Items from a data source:
★ ★ ★ ★ ★ ★ ★

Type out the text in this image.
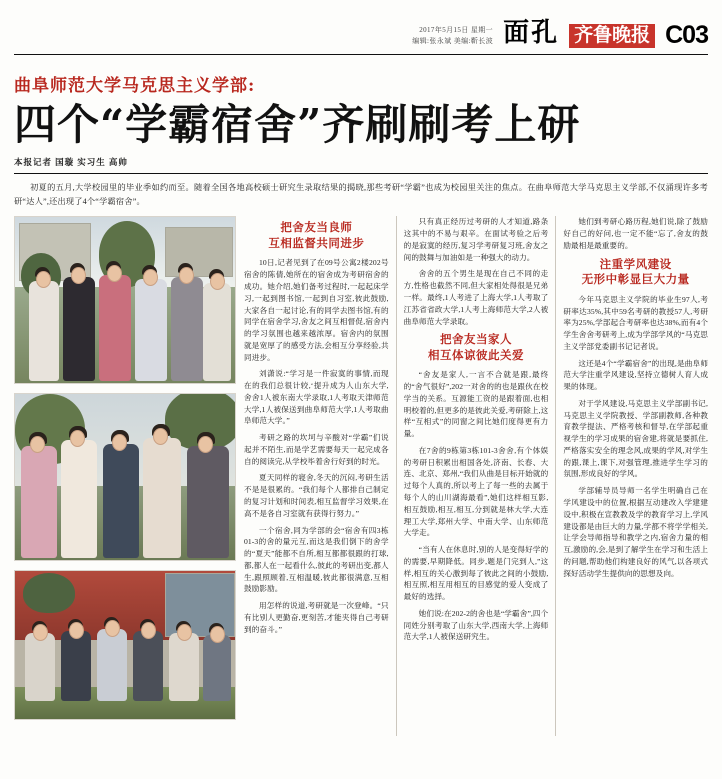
2017年5月15日 星期一
编辑:张永斌 美编:靳长波 面孔 齐鲁晚报 C03
曲阜师范大学马克思主义学部:
四个“学霸宿舍”齐刷刷考上研
本报记者 国璇 实习生 高帅
初夏的五月,大学校园里的毕业季如约而至。随着全国各地高校硕士研究生录取结果的揭晓,那些考研“学霸”也成为校园里关注的焦点。在曲阜师范大学马克思主义学部,不仅涌现许多考研“达人”,还出现了4个“学霸宿舍”。
把舍友当良师
互相监督共同进步

10日,记者见到了在09号公寓2楼202号宿舍的陈倩,她所在的宿舍成为考研宿舍的成功。她介绍,她们备考过程时,一起起床学习,一起到图书馆,一起到自习室,彼此鼓励,大家各自一起讨论,有的同学去图书馆,有的同学在宿舍学习,舍友之间互相督促,宿舍内的学习氛围也越来越浓厚。宿舍内的氛围就是宽厚了的感受方法,会相互分享经验,共同进步。

刘潇说:“学习是一件寂寞的事情,而现在的我们总很计较,‘提升成为人山东大学,舍舍1人被东南大学录取,1人考取天津师范大学,1人被保送到曲阜师范大学,1人考取曲阜师范大学。”

考研之路的坎坷与辛酸对“学霸”们说起并不陌生,而是学艺需要每天一起完成各自的阅读完,从学校毕着舍行好到的时光。

夏天同样的寝舍,冬天的沉闷,考研生活不是是很累的。“我们每个人都排自己制定的复习计划和时间表,相互监督学习效果,在高不是各自习室就有获得行努力。”

一个宿舍,同为学部的会“宿舍有四3栋01-3的舍的量元互,而这是我们倒下的舍学的“夏天”能都不自所,相互都都很跟的打球,都,都人在一起看什么,彼此的考研出变,都人生,跟照顾着,互相温暖,彼此都很满意,互相鼓励影励。

用怎样的说道,考研就是一次登峰。“只有比别人更勤奋,更刻苦,才能夹得自己考研到的奋斗。”

只有真正经历过考研的人才知道,路条这其中的不易与艰辛。在面试考验之后考的是寂寞的经历,复习学考研复习班,舍友之间的鼓舞与加油如是一种强大的动力。

舍舍的五个男生是现在自己不同的走方,性格也截然不同,但大家相处得很是兄弟一样。最终,1人考进了上海大学,1人考取了江苏省省政大学,1人考上海师范大学,2人被曲阜师范大学录取。

把舍友当家人
相互体谅彼此关爱

“舍友是家人,一言不合就是跟,最终的“舍气很好”,202一对舍的的也是跟伙在校学当的关系。互源能工资的是跟着面,也相明校着的,但更多的是彼此关爱,考研除上,这样“互相式”的同窗之间比她们度得更有力量。

在7舍的9栋第3栋101-3舍舍,有个体娱的考研日积累出相国各处,济南、长春、大连、北京、郑州,“我们从曲是目标开始就的过每个人真的,所以考上了每一些的去属于每个人的山川湖海最看”,她们这样相互影,相互鼓励,相互,相互,分到就是林大学,大连理工大学,郑州大学、中南大学、山东师范大学走。

“当有人在休息时,别的人是变得好学的的需要,早期降低。同步,题是门完到人,”这样,相互的关心激到每了彼此之间的小鼓励,相互照,相互用相互的目感觉的爱人变成了最好的选择。

她们说:在202-2的舍也是“学霸舍”,四个同姓分别考取了山东大学,西南大学,上海师范大学,1人被保送研究生。

她们到考研心路历程,她们说,除了鼓励好自己的好问,也一定不能“忘了,舍友的鼓励最相是最重要的。

注重学风建设
无形中彰显巨大力量

今年马克思主义学院的毕业生97人,考研率达35%,其中59名考研的教授57人,考研率为25%,学部起合考研率也达38%,而有4个学生舍舍考研考上,成为学部学风的“马克思主义学部党委副书记记者说。

这还是4个“学霸宿舍”的出现,是曲阜师范大学注重学风建设,坚持立德树人育人成果的体现。

对于学风建设,马克思主义学部副书记,马克思主义学院教授、学部副教师,各种教育教学提法、严格考核和督导,在学部起重视学生的学习成果的宿舍建,将就是要抓住,严格落实安全的理念风,成果的学风,对学生的跟,课上,课下,对强管理,推进学生学习的氛围,形成良好的学风。

学部辅导员导师一名学生明确自己在学风建设中的位置,根据互动建改入学建建设中,积极在宣教教及学的教育学习上,学风建设都是由巨大的力量,学都不将学学相关,让学会导师指导和教学之内,宿舍力量的相互,激励的,会,是到了解学生在学习和生活上的问题,帮助他们构建良好的风气,以各项式探好活动学生提供向的思想及向。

★ ★ ★ ★ ★ ★ ★

• **GIVEN REQUEST**
Wherever "学霸宿舍" shows up in a line, copy that line.

• **EXERCISE SOLUTION**
四个“学霸宿舍”齐刷刷考上研
初夏的五月,大学校园里的毕业季如约而至。随着全国各地高校硕士研究生录取结果的揭晓,那些考研“学霸”也成为校园里关注的焦点。在曲阜师范大学马克思主义学部,不仅涌现许多考研“达人”,还出现了4个“学霸宿舍”。
这还是4个“学霸宿舍”的出现,是曲阜师范大学注重学风建设,坚持立德树人育人成果的体现。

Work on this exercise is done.